Source records:
┌────────
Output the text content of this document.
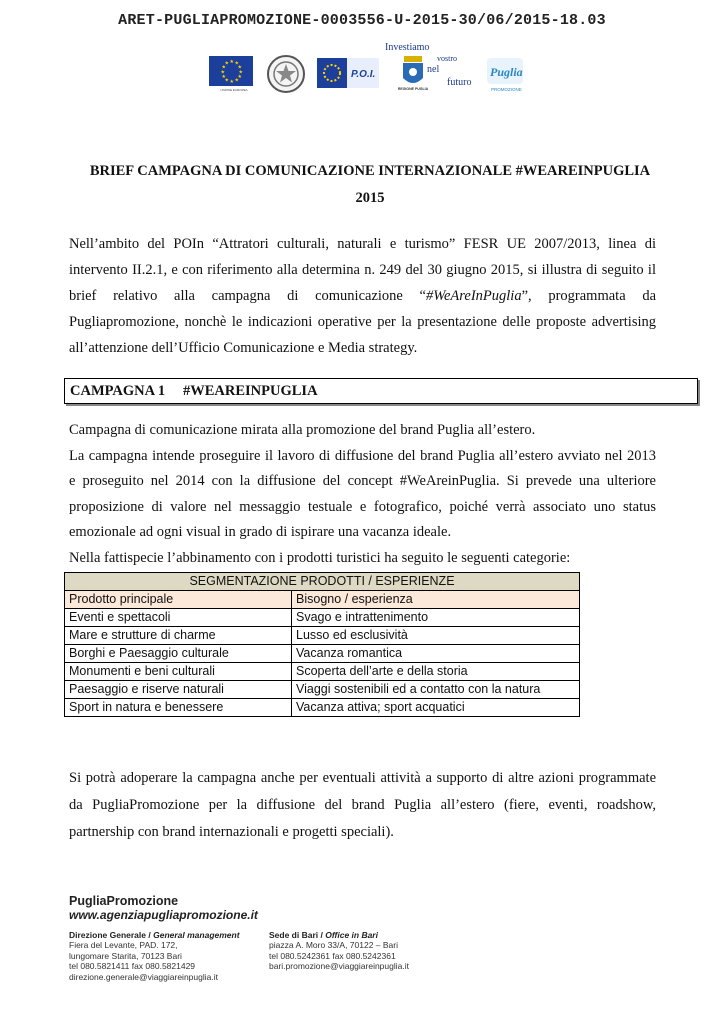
ARET-PUGLIAPROMOZIONE-0003556-U-2015-30/06/2015-18.03
★ ★
★
★
★
★
★
★
★
★
★
★
UNIONE EUROPEA
P.O.I.
REGIONE PUGLIA
Investiamo
vostro
nel
futuro
Puglia
PROMOZIONE
BRIEF CAMPAGNA DI COMUNICAZIONE INTERNAZIONALE #WEAREINPUGLIA
2015
Nell’ambito del POIn “Attratori culturali, naturali e turismo” FESR UE 2007/2013, linea di
intervento II.2.1, e con riferimento alla determina n. 249 del 30 giugno 2015, si illustra di seguito il
brief relativo alla campagna di comunicazione “#WeAreInPuglia”, programmata da
Pugliapromozione, nonchè le indicazioni operative per la presentazione delle proposte advertising
all’attenzione dell’Ufficio Comunicazione e Media strategy.
CAMPAGNA 1 #WEAREINPUGLIA
Campagna di comunicazione mirata alla promozione del brand Puglia all’estero.
La campagna intende proseguire il lavoro di diffusione del brand Puglia all’estero avviato nel 2013
e proseguito nel 2014 con la diffusione del concept #WeAreinPuglia. Si prevede una ulteriore
proposizione di valore nel messaggio testuale e fotografico, poiché verrà associato uno status
emozionale ad ogni visual in grado di ispirare una vacanza ideale.
Nella fattispecie l’abbinamento con i prodotti turistici ha seguito le seguenti categorie:
SEGMENTAZIONE PRODOTTI / ESPERIENZE	
Prodotto principale	Bisogno / esperienza
Eventi e spettacoli	Svago e intrattenimento
Mare e strutture di charme	Lusso ed esclusività
Borghi e Paesaggio culturale	Vacanza romantica
Monumenti e beni culturali	Scoperta dell’arte e della storia
Paesaggio e riserve naturali	Viaggi sostenibili ed a contatto con la natura
Sport in natura e benessere	Vacanza attiva; sport acquatici
Si potrà adoperare la campagna anche per eventuali attività a supporto di altre azioni programmate
da PugliaPromozione per la diffusione del brand Puglia all’estero (fiere, eventi, roadshow,
partnership con brand internazionali e progetti speciali).
PugliaPromozione
www.agenziapugliapromozione.it
Direzione Generale / General management
Fiera del Levante, PAD. 172,
lungomare Starita, 70123 Bari
tel 080.5821411 fax 080.5821429
direzione.generale@viaggiareinpuglia.it
Sede di Bari / Office in Bari
piazza A. Moro 33/A, 70122 – Bari
tel 080.5242361 fax 080.5242361
bari.promozione@viaggiareinpuglia.it
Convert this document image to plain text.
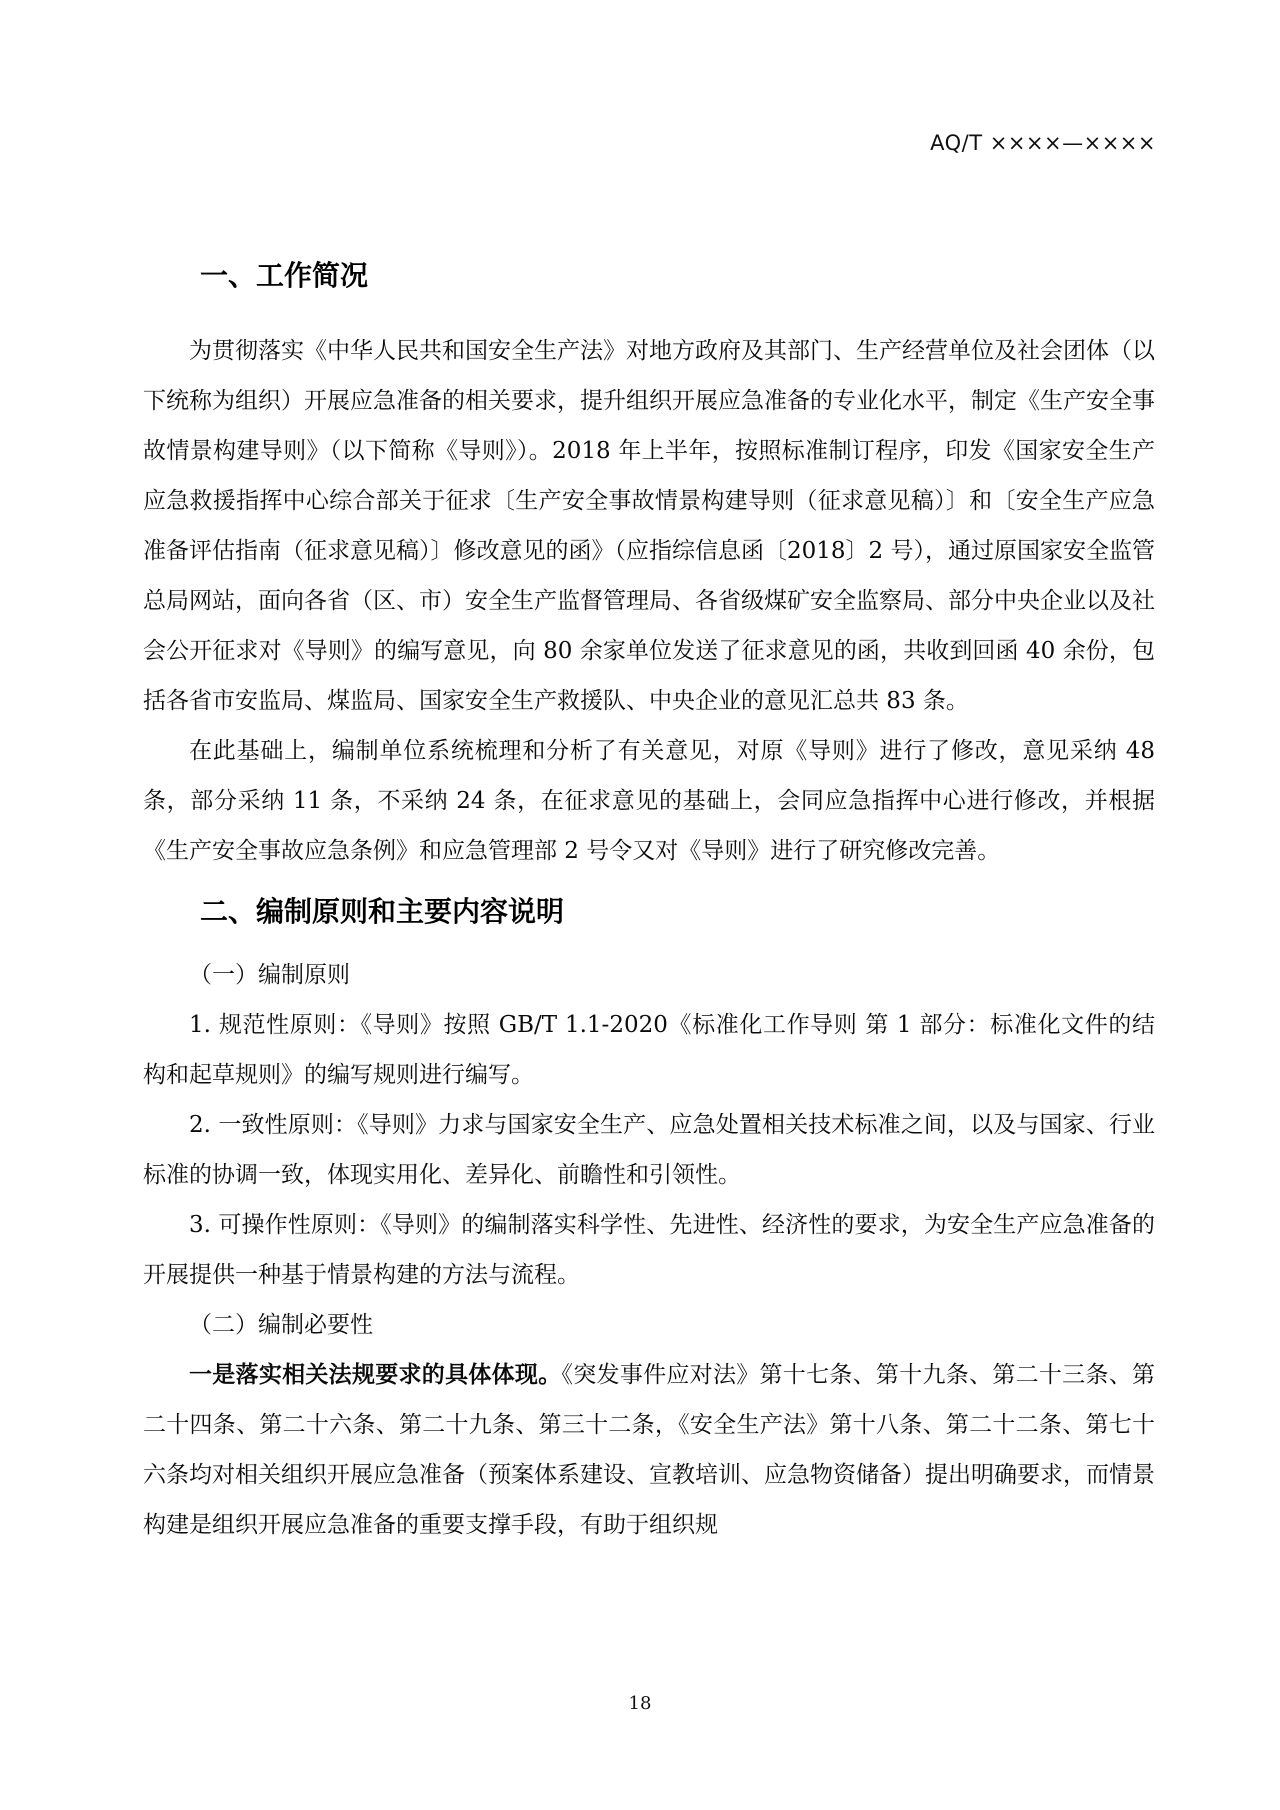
AQ/T ××××—××××
一、工作简况

为贯彻落实《中华人民共和国安全生产法》对地方政府及其部门、生产经营单位及社会团体（以下统称为组织）开展应急准备的相关要求，提升组织开展应急准备的专业化水平，制定《生产安全事故情景构建导则》（以下简称《导则》）。2018 年上半年，按照标准制订程序，印发《国家安全生产应急救援指挥中心综合部关于征求〔生产安全事故情景构建导则（征求意见稿）〕和〔安全生产应急准备评估指南（征求意见稿）〕修改意见的函》（应指综信息函〔2018〕2 号），通过原国家安全监管总局网站，面向各省（区、市）安全生产监督管理局、各省级煤矿安全监察局、部分中央企业以及社会公开征求对《导则》的编写意见，向 80 余家单位发送了征求意见的函，共收到回函 40 余份，包括各省市安监局、煤监局、国家安全生产救援队、中央企业的意见汇总共 83 条。

在此基础上，编制单位系统梳理和分析了有关意见，对原《导则》进行了修改，意见采纳 48 条，部分采纳 11 条，不采纳 24 条，在征求意见的基础上，会同应急指挥中心进行修改，并根据《生产安全事故应急条例》和应急管理部 2 号令又对《导则》进行了研究修改完善。

二、编制原则和主要内容说明

（一）编制原则

1. 规范性原则：《导则》按照 GB/T 1.1-2020《标准化工作导则 第 1 部分：标准化文件的结构和起草规则》的编写规则进行编写。

2. 一致性原则：《导则》力求与国家安全生产、应急处置相关技术标准之间，以及与国家、行业标准的协调一致，体现实用化、差异化、前瞻性和引领性。

3. 可操作性原则：《导则》的编制落实科学性、先进性、经济性的要求，为安全生产应急准备的开展提供一种基于情景构建的方法与流程。

（二）编制必要性

一是落实相关法规要求的具体体现。《突发事件应对法》第十七条、第十九条、第二十三条、第二十四条、第二十六条、第二十九条、第三十二条，《安全生产法》第十八条、第二十二条、第七十六条均对相关组织开展应急准备（预案体系建设、宣教培训、应急物资储备）提出明确要求，而情景构建是组织开展应急准备的重要支撑手段，有助于组织规

18
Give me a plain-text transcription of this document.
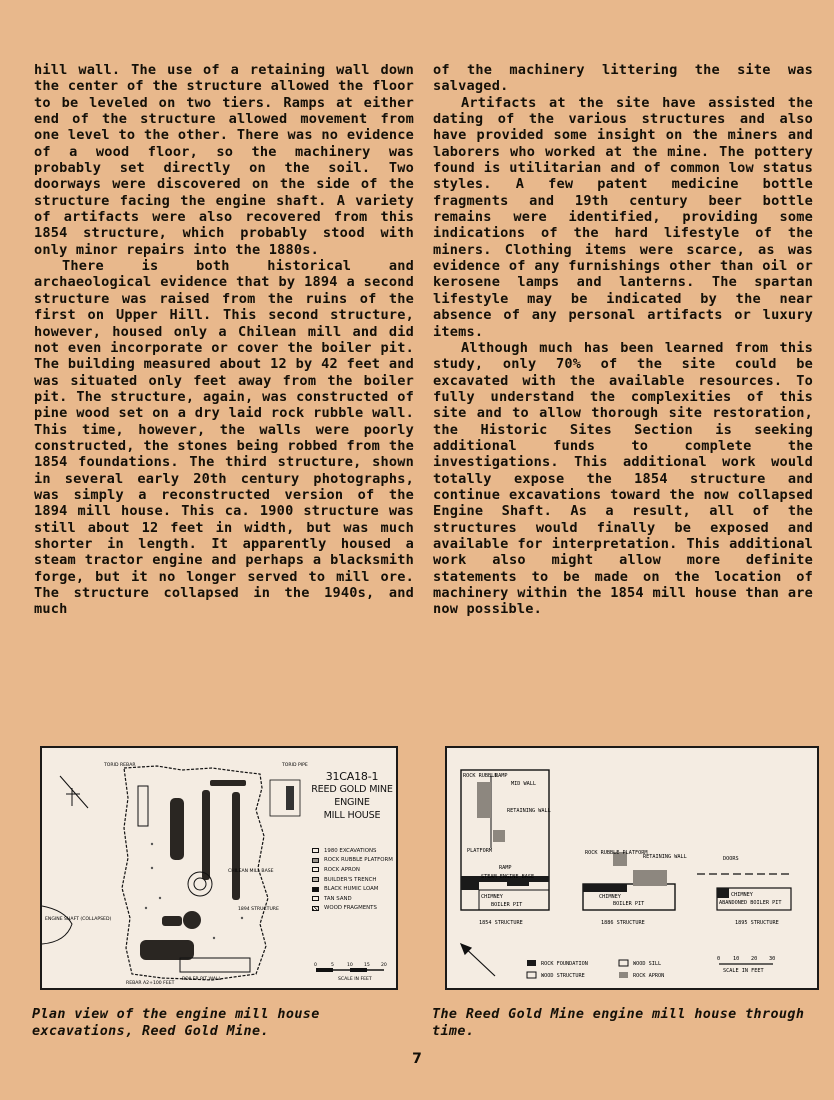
hill wall. The use of a retaining wall down the center of the structure allowed the floor to be leveled on two tiers. Ramps at either end of the structure allowed movement from one level to the other. There was no evidence of a wood floor, so the machinery was probably set directly on the soil. Two doorways were discovered on the side of the structure facing the engine shaft. A variety of artifacts were also recovered from this 1854 structure, which probably stood with only minor repairs into the 1880s.

There is both historical and archaeological evidence that by 1894 a second structure was raised from the ruins of the first on Upper Hill. This second structure, however, housed only a Chilean mill and did not even incorporate or cover the boiler pit. The building measured about 12 by 42 feet and was situated only feet away from the boiler pit. The structure, again, was constructed of pine wood set on a dry laid rock rubble wall. This time, however, the walls were poorly constructed, the stones being robbed from the 1854 foundations. The third structure, shown in several early 20th century photographs, was simply a reconstructed version of the 1894 mill house. This ca. 1900 structure was still about 12 feet in width, but was much shorter in length. It apparently housed a steam tractor engine and perhaps a blacksmith forge, but it no longer served to mill ore. The structure collapsed in the 1940s, and much

of the machinery littering the site was salvaged.

Artifacts at the site have assisted the dating of the various structures and also have provided some insight on the miners and laborers who worked at the mine. The pottery found is utilitarian and of common low status styles. A few patent medicine bottle fragments and 19th century beer bottle remains were identified, providing some indications of the hard lifestyle of the miners. Clothing items were scarce, as was evidence of any furnishings other than oil or kerosene lamps and lanterns. The spartan lifestyle may be indicated by the near absence of any personal artifacts or luxury items.

Although much has been learned from this study, only 70% of the site could be excavated with the available resources. To fully understand the complexities of this site and to allow thorough site restoration, the Historic Sites Section is seeking additional funds to complete the investigations. This additional work would totally expose the 1854 structure and continue excavations toward the now collapsed Engine Shaft. As a result, all of the structures would finally be exposed and available for interpretation. This additional work also might allow more definite statements to be made on the location of machinery within the 1854 mill house than are now possible.

ENGINE SHAFT (COLLAPSED)
TORID REBAR	TORID PIPE
CHILEAN MILL BASE
1894 STRUCTURE
REBAR A2+100 FEET
BOILER PIT WALL
0	5	10 15 20
SCALE IN FEET
31CA18-1
REED GOLD MINE
ENGINE
MILL HOUSE
1980 EXCAVATIONS
ROCK RUBBLE PLATFORM
ROCK APRON
BUILDER'S TRENCH
BLACK HUMIC LOAM
TAN SAND
WOOD FRAGMENTS
ROCK RUBBLE
RAMP
MID WALL
RETAINING WALL
PLATFORM
RAMP
STEAM ENGINE BASE
CHIMNEY
BOILER PIT
1854 STRUCTURE
ROCK RUBBLE PLATFORM
RETAINING WALL
CHIMNEY
BOILER PIT
1886 STRUCTURE
DOORS
CHIMNEY
ABANDONED BOILER PIT
1895 STRUCTURE
ROCK FOUNDATION	WOOD SILL
WOOD STRUCTURE	ROCK APRON
0 10 20 30
SCALE IN FEET
Plan view of the engine mill house excavations, Reed Gold Mine.
The Reed Gold Mine engine mill house through time.
7
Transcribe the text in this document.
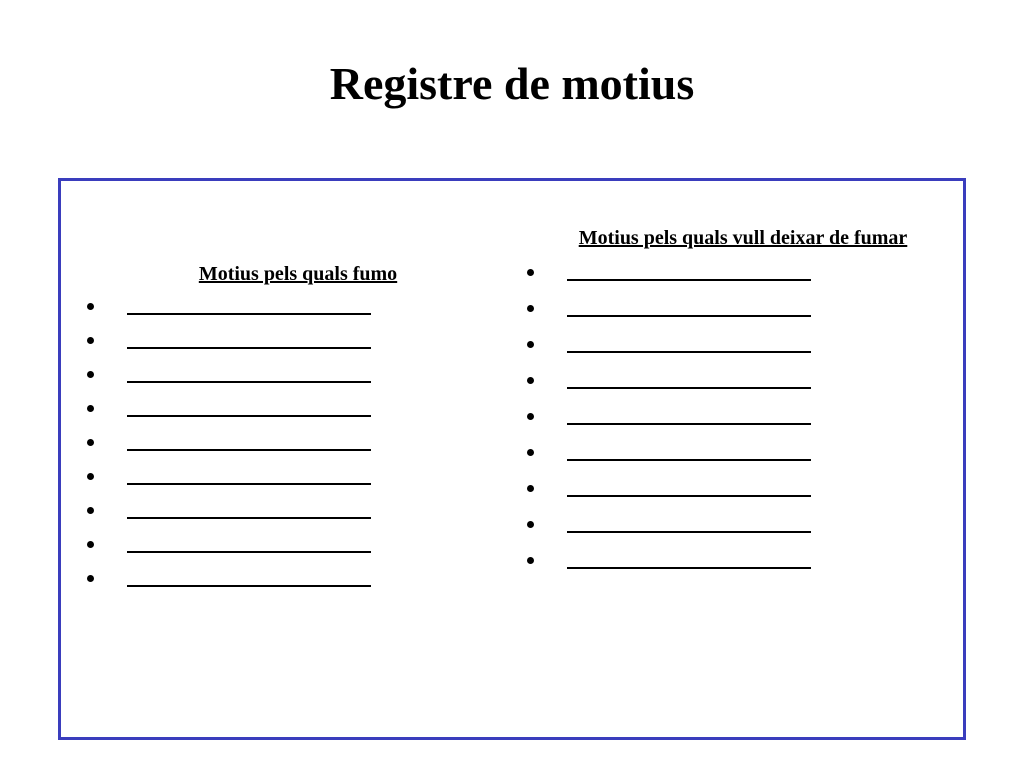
Registre de motius

Motius pels quals fumo

Motius pels quals vull deixar de fumar
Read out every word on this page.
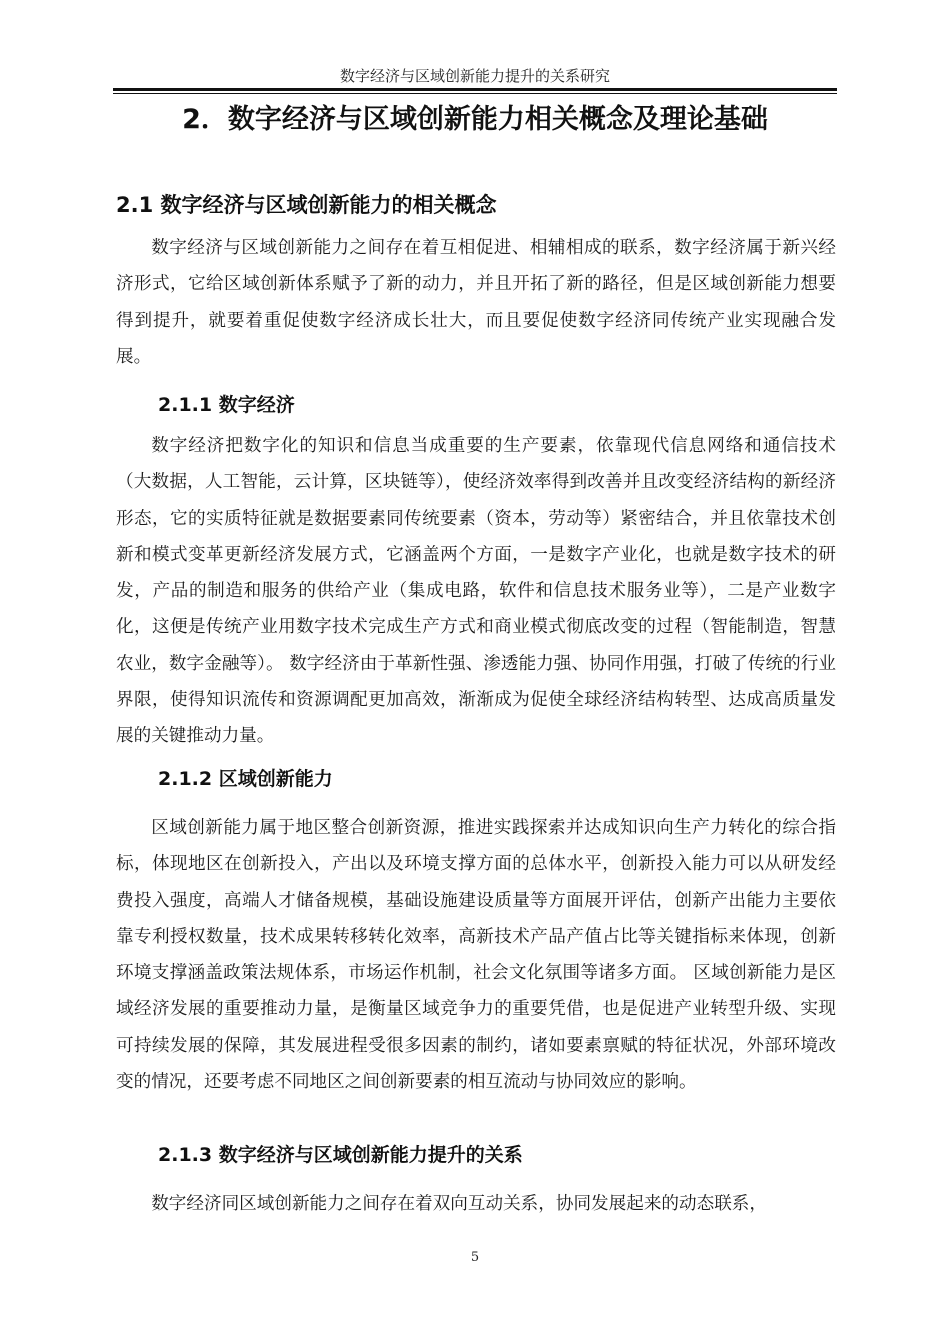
数字经济与区域创新能力提升的关系研究
2．数字经济与区域创新能力相关概念及理论基础
2.1 数字经济与区域创新能力的相关概念

数字经济与区域创新能力之间存在着互相促进、相辅相成的联系，数字经济属于新兴经济形式，它给区域创新体系赋予了新的动力，并且开拓了新的路径，但是区域创新能力想要得到提升，就要着重促使数字经济成长壮大，而且要促使数字经济同传统产业实现融合发展。

2.1.1 数字经济

数字经济把数字化的知识和信息当成重要的生产要素，依靠现代信息网络和通信技术（大数据，人工智能，云计算，区块链等），使经济效率得到改善并且改变经济结构的新经济形态，它的实质特征就是数据要素同传统要素（资本，劳动等）紧密结合，并且依靠技术创新和模式变革更新经济发展方式，它涵盖两个方面，一是数字产业化，也就是数字技术的研发，产品的制造和服务的供给产业（集成电路，软件和信息技术服务业等），二是产业数字化，这便是传统产业用数字技术完成生产方式和商业模式彻底改变的过程（智能制造，智慧农业，数字金融等）。 数字经济由于革新性强、渗透能力强、协同作用强，打破了传统的行业界限，使得知识流传和资源调配更加高效，渐渐成为促使全球经济结构转型、达成高质量发展的关键推动力量。

2.1.2 区域创新能力

区域创新能力属于地区整合创新资源，推进实践探索并达成知识向生产力转化的综合指标，体现地区在创新投入，产出以及环境支撑方面的总体水平，创新投入能力可以从研发经费投入强度，高端人才储备规模，基础设施建设质量等方面展开评估，创新产出能力主要依靠专利授权数量，技术成果转移转化效率，高新技术产品产值占比等关键指标来体现，创新环境支撑涵盖政策法规体系，市场运作机制，社会文化氛围等诸多方面。 区域创新能力是区域经济发展的重要推动力量，是衡量区域竞争力的重要凭借，也是促进产业转型升级、实现可持续发展的保障，其发展进程受很多因素的制约，诸如要素禀赋的特征状况，外部环境改变的情况，还要考虑不同地区之间创新要素的相互流动与协同效应的影响。

2.1.3 数字经济与区域创新能力提升的关系

数字经济同区域创新能力之间存在着双向互动关系，协同发展起来的动态联系，

5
└────────
What the task requires — Retype, word for word, only the lines from the line with "Transcribe the text in this document." to the final line of the listing above; the pictures do not belong in the copy.

Complete output —
Transcribe the text in this document.
Registre de motius

Motius pels quals fumo

Motius pels quals vull deixar de fumar
Read out every word on this page.
数字经济与区域创新能力提升的关系研究
2．数字经济与区域创新能力相关概念及理论基础
2.1 数字经济与区域创新能力的相关概念

数字经济与区域创新能力之间存在着互相促进、相辅相成的联系，数字经济属于新兴经济形式，它给区域创新体系赋予了新的动力，并且开拓了新的路径，但是区域创新能力想要得到提升，就要着重促使数字经济成长壮大，而且要促使数字经济同传统产业实现融合发展。

2.1.1 数字经济

数字经济把数字化的知识和信息当成重要的生产要素，依靠现代信息网络和通信技术（大数据，人工智能，云计算，区块链等），使经济效率得到改善并且改变经济结构的新经济形态，它的实质特征就是数据要素同传统要素（资本，劳动等）紧密结合，并且依靠技术创新和模式变革更新经济发展方式，它涵盖两个方面，一是数字产业化，也就是数字技术的研发，产品的制造和服务的供给产业（集成电路，软件和信息技术服务业等），二是产业数字化，这便是传统产业用数字技术完成生产方式和商业模式彻底改变的过程（智能制造，智慧农业，数字金融等）。 数字经济由于革新性强、渗透能力强、协同作用强，打破了传统的行业界限，使得知识流传和资源调配更加高效，渐渐成为促使全球经济结构转型、达成高质量发展的关键推动力量。

2.1.2 区域创新能力

区域创新能力属于地区整合创新资源，推进实践探索并达成知识向生产力转化的综合指标，体现地区在创新投入，产出以及环境支撑方面的总体水平，创新投入能力可以从研发经费投入强度，高端人才储备规模，基础设施建设质量等方面展开评估，创新产出能力主要依靠专利授权数量，技术成果转移转化效率，高新技术产品产值占比等关键指标来体现，创新环境支撑涵盖政策法规体系，市场运作机制，社会文化氛围等诸多方面。 区域创新能力是区域经济发展的重要推动力量，是衡量区域竞争力的重要凭借，也是促进产业转型升级、实现可持续发展的保障，其发展进程受很多因素的制约，诸如要素禀赋的特征状况，外部环境改变的情况，还要考虑不同地区之间创新要素的相互流动与协同效应的影响。

2.1.3 数字经济与区域创新能力提升的关系

数字经济同区域创新能力之间存在着双向互动关系，协同发展起来的动态联系，

5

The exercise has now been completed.